- [Provided records]:
********

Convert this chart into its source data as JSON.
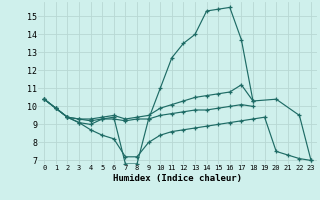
{
  "xlabel": "Humidex (Indice chaleur)",
  "bg_color": "#cff0ec",
  "grid_color": "#b8d8d4",
  "line_color": "#1e6b65",
  "xlim": [
    -0.5,
    23.5
  ],
  "ylim": [
    6.8,
    15.8
  ],
  "yticks": [
    7,
    8,
    9,
    10,
    11,
    12,
    13,
    14,
    15
  ],
  "xticks": [
    0,
    1,
    2,
    3,
    4,
    5,
    6,
    7,
    8,
    9,
    10,
    11,
    12,
    13,
    14,
    15,
    16,
    17,
    18,
    19,
    20,
    21,
    22,
    23
  ],
  "line1_x": [
    0,
    1,
    2,
    3,
    4,
    5,
    6,
    7,
    8,
    9,
    10,
    11,
    12,
    13,
    14,
    15,
    16,
    17,
    18,
    20,
    22,
    23
  ],
  "line1_y": [
    10.4,
    9.9,
    9.4,
    9.1,
    9.0,
    9.3,
    9.4,
    6.8,
    6.8,
    9.3,
    11.0,
    12.7,
    13.5,
    14.0,
    15.3,
    15.4,
    15.5,
    13.7,
    10.3,
    10.4,
    9.5,
    7.0
  ],
  "line2_x": [
    0,
    1,
    2,
    3,
    4,
    5,
    6,
    7,
    8,
    9,
    10,
    11,
    12,
    13,
    14,
    15,
    16,
    17,
    18
  ],
  "line2_y": [
    10.4,
    9.9,
    9.4,
    9.3,
    9.3,
    9.4,
    9.5,
    9.3,
    9.4,
    9.5,
    9.9,
    10.1,
    10.3,
    10.5,
    10.6,
    10.7,
    10.8,
    11.2,
    10.3
  ],
  "line3_x": [
    0,
    1,
    2,
    3,
    4,
    5,
    6,
    7,
    8,
    9,
    10,
    11,
    12,
    13,
    14,
    15,
    16,
    17,
    18
  ],
  "line3_y": [
    10.4,
    9.9,
    9.4,
    9.3,
    9.2,
    9.3,
    9.3,
    9.2,
    9.3,
    9.3,
    9.5,
    9.6,
    9.7,
    9.8,
    9.8,
    9.9,
    10.0,
    10.1,
    10.0
  ],
  "line4_x": [
    0,
    1,
    2,
    3,
    4,
    5,
    6,
    7,
    8,
    9,
    10,
    11,
    12,
    13,
    14,
    15,
    16,
    17,
    18,
    19,
    20,
    21,
    22,
    23
  ],
  "line4_y": [
    10.4,
    9.9,
    9.4,
    9.1,
    8.7,
    8.4,
    8.2,
    7.2,
    7.2,
    8.0,
    8.4,
    8.6,
    8.7,
    8.8,
    8.9,
    9.0,
    9.1,
    9.2,
    9.3,
    9.4,
    7.5,
    7.3,
    7.1,
    7.0
  ]
}
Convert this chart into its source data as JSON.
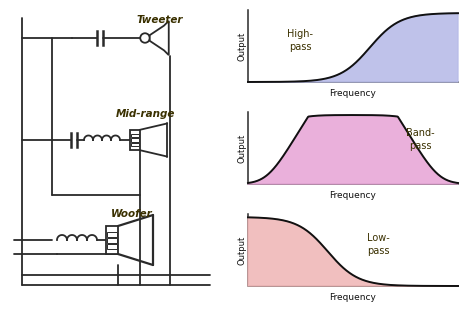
{
  "bg_color": "#ffffff",
  "lc": "#2a2a2a",
  "lw": 1.3,
  "tweeter_label": "Tweeter",
  "midrange_label": "Mid-range",
  "woofer_label": "Woofer",
  "highpass_label": "High-\npass",
  "bandpass_label": "Band-\npass",
  "lowpass_label": "Low-\npass",
  "output_label": "Output",
  "freq_label": "Frequency",
  "highpass_fill": "#b8bce8",
  "bandpass_fill": "#e8a8d8",
  "lowpass_fill": "#f0b8b8",
  "curve_color": "#111111",
  "label_color": "#3a3000",
  "figsize": [
    4.74,
    3.09
  ],
  "dpi": 100
}
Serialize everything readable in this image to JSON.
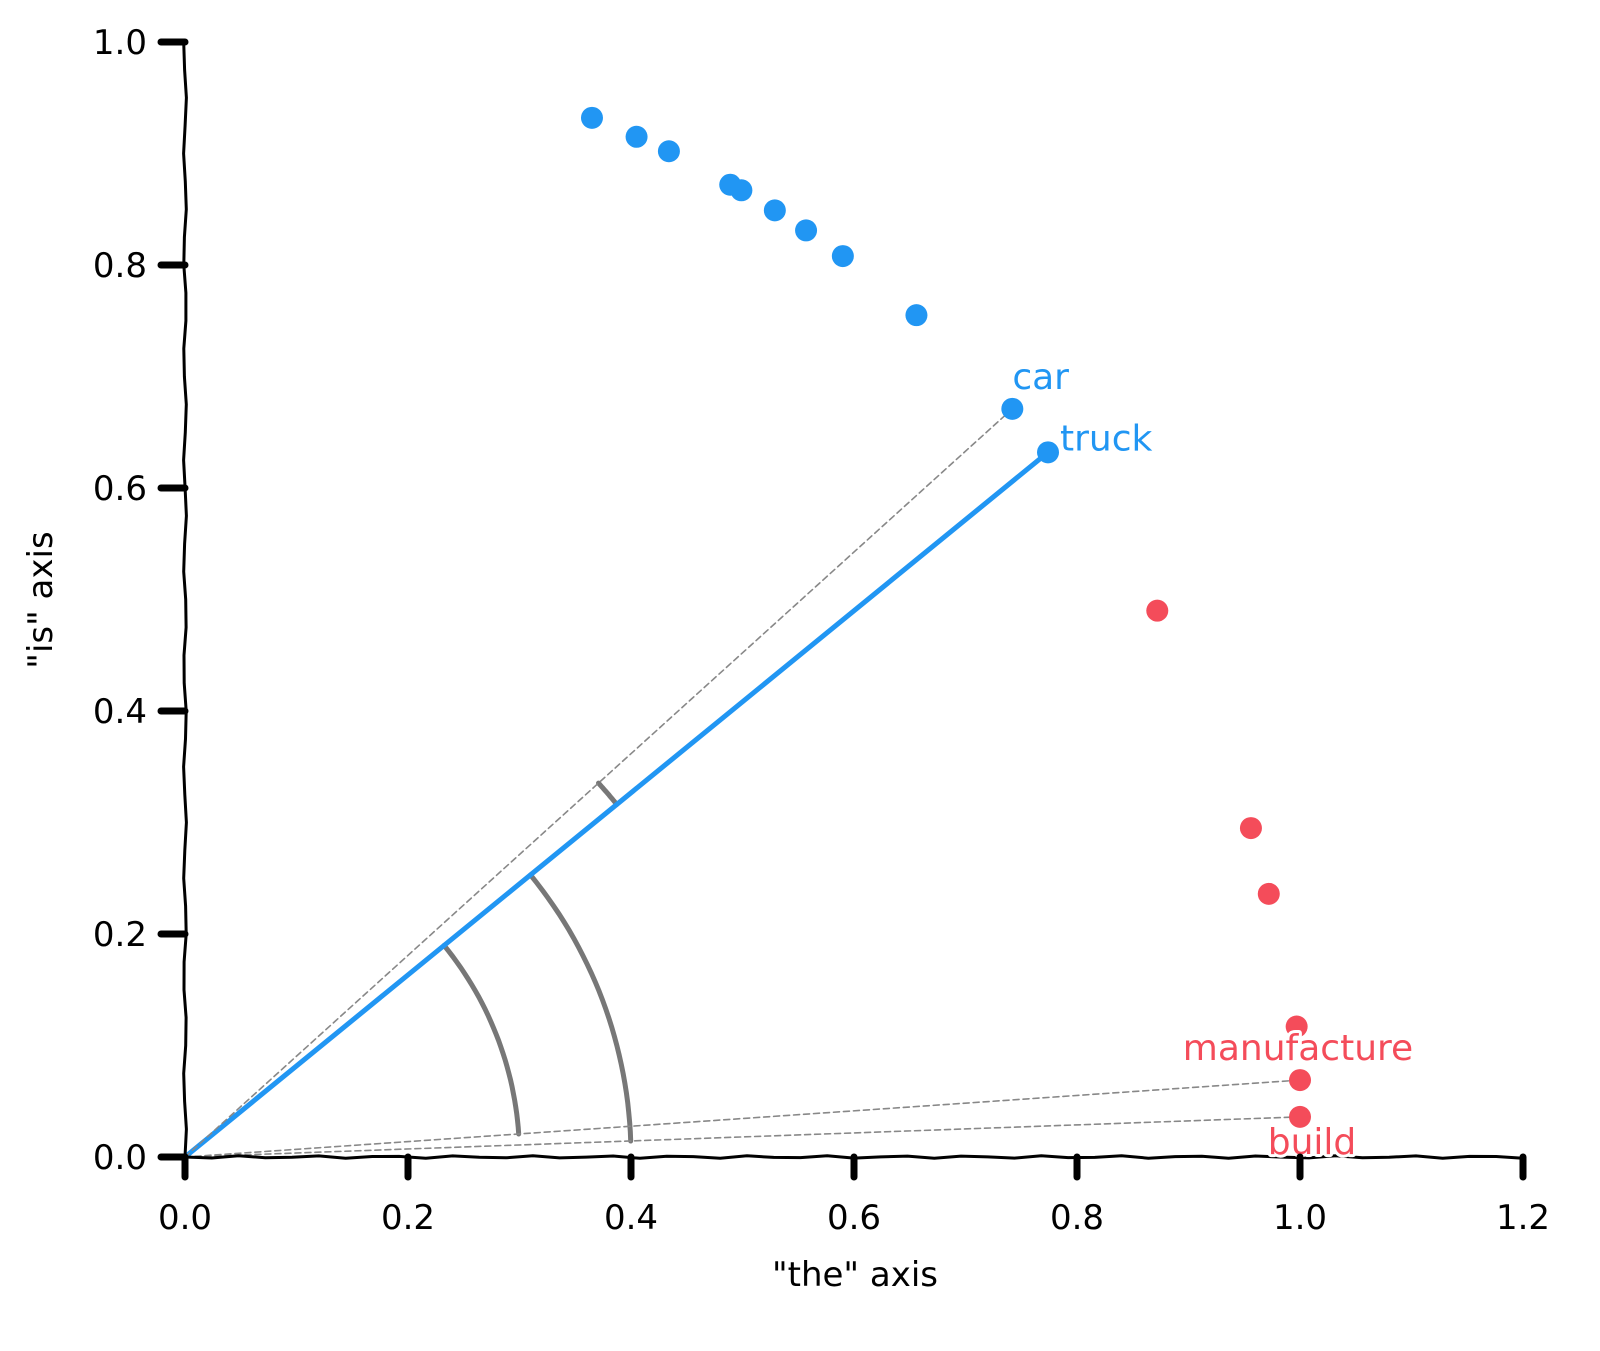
{
  "chart_data": {
    "type": "scatter",
    "xlabel": "\"the\" axis",
    "ylabel": "\"is\" axis",
    "xlim": [
      0.0,
      1.2
    ],
    "ylim": [
      0.0,
      1.0
    ],
    "x_ticks": [
      "0.0",
      "0.2",
      "0.4",
      "0.6",
      "0.8",
      "1.0",
      "1.2"
    ],
    "y_ticks": [
      "0.0",
      "0.2",
      "0.4",
      "0.6",
      "0.8",
      "1.0"
    ],
    "grid": false,
    "colors": {
      "blue": "#2196f3",
      "red": "#f44c5a",
      "angle": "#777777",
      "dashed": "#888888"
    },
    "series": [
      {
        "color": "#2196f3",
        "points": [
          {
            "x": 0.365,
            "y": 0.932
          },
          {
            "x": 0.405,
            "y": 0.915
          },
          {
            "x": 0.434,
            "y": 0.902
          },
          {
            "x": 0.489,
            "y": 0.872
          },
          {
            "x": 0.499,
            "y": 0.867
          },
          {
            "x": 0.529,
            "y": 0.849
          },
          {
            "x": 0.557,
            "y": 0.831
          },
          {
            "x": 0.59,
            "y": 0.808
          },
          {
            "x": 0.656,
            "y": 0.755
          },
          {
            "x": 0.742,
            "y": 0.671,
            "label": "car"
          },
          {
            "x": 0.774,
            "y": 0.632,
            "label": "truck"
          }
        ]
      },
      {
        "color": "#f44c5a",
        "points": [
          {
            "x": 0.872,
            "y": 0.49
          },
          {
            "x": 0.956,
            "y": 0.295
          },
          {
            "x": 0.972,
            "y": 0.236
          },
          {
            "x": 0.997,
            "y": 0.117
          },
          {
            "x": 1.0,
            "y": 0.069,
            "label": "manufacture"
          },
          {
            "x": 1.0,
            "y": 0.036,
            "label": "build"
          }
        ]
      }
    ],
    "vectors": [
      {
        "to": "truck",
        "style": "solid"
      },
      {
        "to": "car",
        "style": "dashed"
      },
      {
        "to": "manufacture",
        "style": "dashed"
      },
      {
        "to": "build",
        "style": "dashed"
      }
    ],
    "angle_arcs": [
      {
        "between": [
          "truck",
          "manufacture"
        ],
        "radius": 0.3
      },
      {
        "between": [
          "truck",
          "build"
        ],
        "radius": 0.4
      },
      {
        "between": [
          "truck",
          "car"
        ],
        "radius": 0.5
      }
    ]
  }
}
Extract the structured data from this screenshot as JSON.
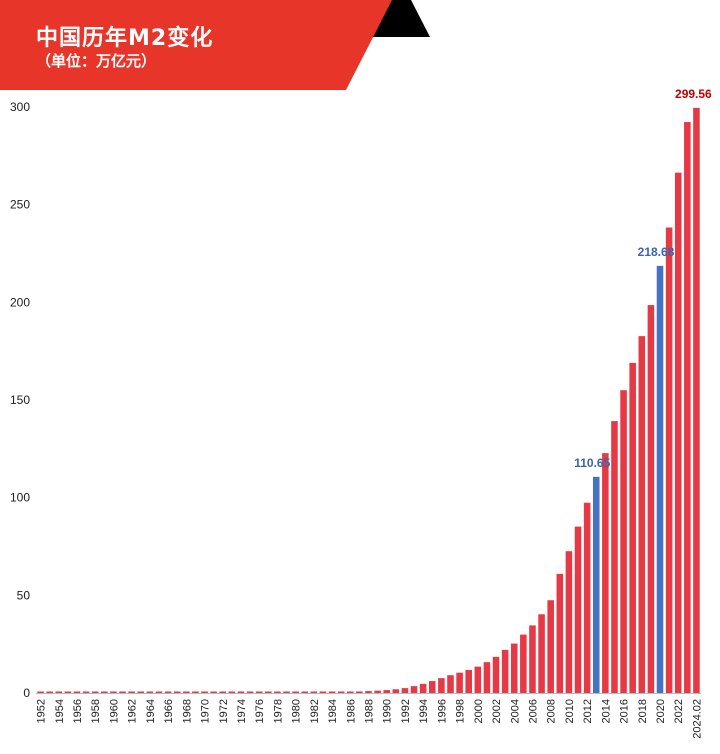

********

- [Directions]: Extract all the data above exactly, excluding every picture.

- [Solved exercise]:
Convert this chart into its source data as JSON.
{
  "xlabel": "Humidex (Indice chaleur)",
  "bg_color": "#cff0ec",
  "grid_color": "#b8d8d4",
  "line_color": "#1e6b65",
  "xlim": [
    -0.5,
    23.5
  ],
  "ylim": [
    6.8,
    15.8
  ],
  "yticks": [
    7,
    8,
    9,
    10,
    11,
    12,
    13,
    14,
    15
  ],
  "xticks": [
    0,
    1,
    2,
    3,
    4,
    5,
    6,
    7,
    8,
    9,
    10,
    11,
    12,
    13,
    14,
    15,
    16,
    17,
    18,
    19,
    20,
    21,
    22,
    23
  ],
  "line1_x": [
    0,
    1,
    2,
    3,
    4,
    5,
    6,
    7,
    8,
    9,
    10,
    11,
    12,
    13,
    14,
    15,
    16,
    17,
    18,
    20,
    22,
    23
  ],
  "line1_y": [
    10.4,
    9.9,
    9.4,
    9.1,
    9.0,
    9.3,
    9.4,
    6.8,
    6.8,
    9.3,
    11.0,
    12.7,
    13.5,
    14.0,
    15.3,
    15.4,
    15.5,
    13.7,
    10.3,
    10.4,
    9.5,
    7.0
  ],
  "line2_x": [
    0,
    1,
    2,
    3,
    4,
    5,
    6,
    7,
    8,
    9,
    10,
    11,
    12,
    13,
    14,
    15,
    16,
    17,
    18
  ],
  "line2_y": [
    10.4,
    9.9,
    9.4,
    9.3,
    9.3,
    9.4,
    9.5,
    9.3,
    9.4,
    9.5,
    9.9,
    10.1,
    10.3,
    10.5,
    10.6,
    10.7,
    10.8,
    11.2,
    10.3
  ],
  "line3_x": [
    0,
    1,
    2,
    3,
    4,
    5,
    6,
    7,
    8,
    9,
    10,
    11,
    12,
    13,
    14,
    15,
    16,
    17,
    18
  ],
  "line3_y": [
    10.4,
    9.9,
    9.4,
    9.3,
    9.2,
    9.3,
    9.3,
    9.2,
    9.3,
    9.3,
    9.5,
    9.6,
    9.7,
    9.8,
    9.8,
    9.9,
    10.0,
    10.1,
    10.0
  ],
  "line4_x": [
    0,
    1,
    2,
    3,
    4,
    5,
    6,
    7,
    8,
    9,
    10,
    11,
    12,
    13,
    14,
    15,
    16,
    17,
    18,
    19,
    20,
    21,
    22,
    23
  ],
  "line4_y": [
    10.4,
    9.9,
    9.4,
    9.1,
    8.7,
    8.4,
    8.2,
    7.2,
    7.2,
    8.0,
    8.4,
    8.6,
    8.7,
    8.8,
    8.9,
    9.0,
    9.1,
    9.2,
    9.3,
    9.4,
    7.5,
    7.3,
    7.1,
    7.0
  ]
}
Convert this chart into its source data as JSON.
{
  "bg_color": "#ffffff",
  "lc": "#2a2a2a",
  "lw": 1.3,
  "tweeter_label": "Tweeter",
  "midrange_label": "Mid-range",
  "woofer_label": "Woofer",
  "highpass_label": "High-\npass",
  "bandpass_label": "Band-\npass",
  "lowpass_label": "Low-\npass",
  "output_label": "Output",
  "freq_label": "Frequency",
  "highpass_fill": "#b8bce8",
  "bandpass_fill": "#e8a8d8",
  "lowpass_fill": "#f0b8b8",
  "curve_color": "#111111",
  "label_color": "#3a3000",
  "figsize": [
    4.74,
    3.09
  ],
  "dpi": 100
}
Serialize everything readable in this image to JSON.
{
  "chart_data": {
    "type": "scatter",
    "xlabel": "\"the\" axis",
    "ylabel": "\"is\" axis",
    "xlim": [
      0.0,
      1.2
    ],
    "ylim": [
      0.0,
      1.0
    ],
    "x_ticks": [
      "0.0",
      "0.2",
      "0.4",
      "0.6",
      "0.8",
      "1.0",
      "1.2"
    ],
    "y_ticks": [
      "0.0",
      "0.2",
      "0.4",
      "0.6",
      "0.8",
      "1.0"
    ],
    "grid": false,
    "colors": {
      "blue": "#2196f3",
      "red": "#f44c5a",
      "angle": "#777777",
      "dashed": "#888888"
    },
    "series": [
      {
        "color": "#2196f3",
        "points": [
          {
            "x": 0.365,
            "y": 0.932
          },
          {
            "x": 0.405,
            "y": 0.915
          },
          {
            "x": 0.434,
            "y": 0.902
          },
          {
            "x": 0.489,
            "y": 0.872
          },
          {
            "x": 0.499,
            "y": 0.867
          },
          {
            "x": 0.529,
            "y": 0.849
          },
          {
            "x": 0.557,
            "y": 0.831
          },
          {
            "x": 0.59,
            "y": 0.808
          },
          {
            "x": 0.656,
            "y": 0.755
          },
          {
            "x": 0.742,
            "y": 0.671,
            "label": "car"
          },
          {
            "x": 0.774,
            "y": 0.632,
            "label": "truck"
          }
        ]
      },
      {
        "color": "#f44c5a",
        "points": [
          {
            "x": 0.872,
            "y": 0.49
          },
          {
            "x": 0.956,
            "y": 0.295
          },
          {
            "x": 0.972,
            "y": 0.236
          },
          {
            "x": 0.997,
            "y": 0.117
          },
          {
            "x": 1.0,
            "y": 0.069,
            "label": "manufacture"
          },
          {
            "x": 1.0,
            "y": 0.036,
            "label": "build"
          }
        ]
      }
    ],
    "vectors": [
      {
        "to": "truck",
        "style": "solid"
      },
      {
        "to": "car",
        "style": "dashed"
      },
      {
        "to": "manufacture",
        "style": "dashed"
      },
      {
        "to": "build",
        "style": "dashed"
      }
    ],
    "angle_arcs": [
      {
        "between": [
          "truck",
          "manufacture"
        ],
        "radius": 0.3
      },
      {
        "between": [
          "truck",
          "build"
        ],
        "radius": 0.4
      },
      {
        "between": [
          "truck",
          "car"
        ],
        "radius": 0.5
      }
    ]
  }
}
Extract the structured data from this screenshot as JSON.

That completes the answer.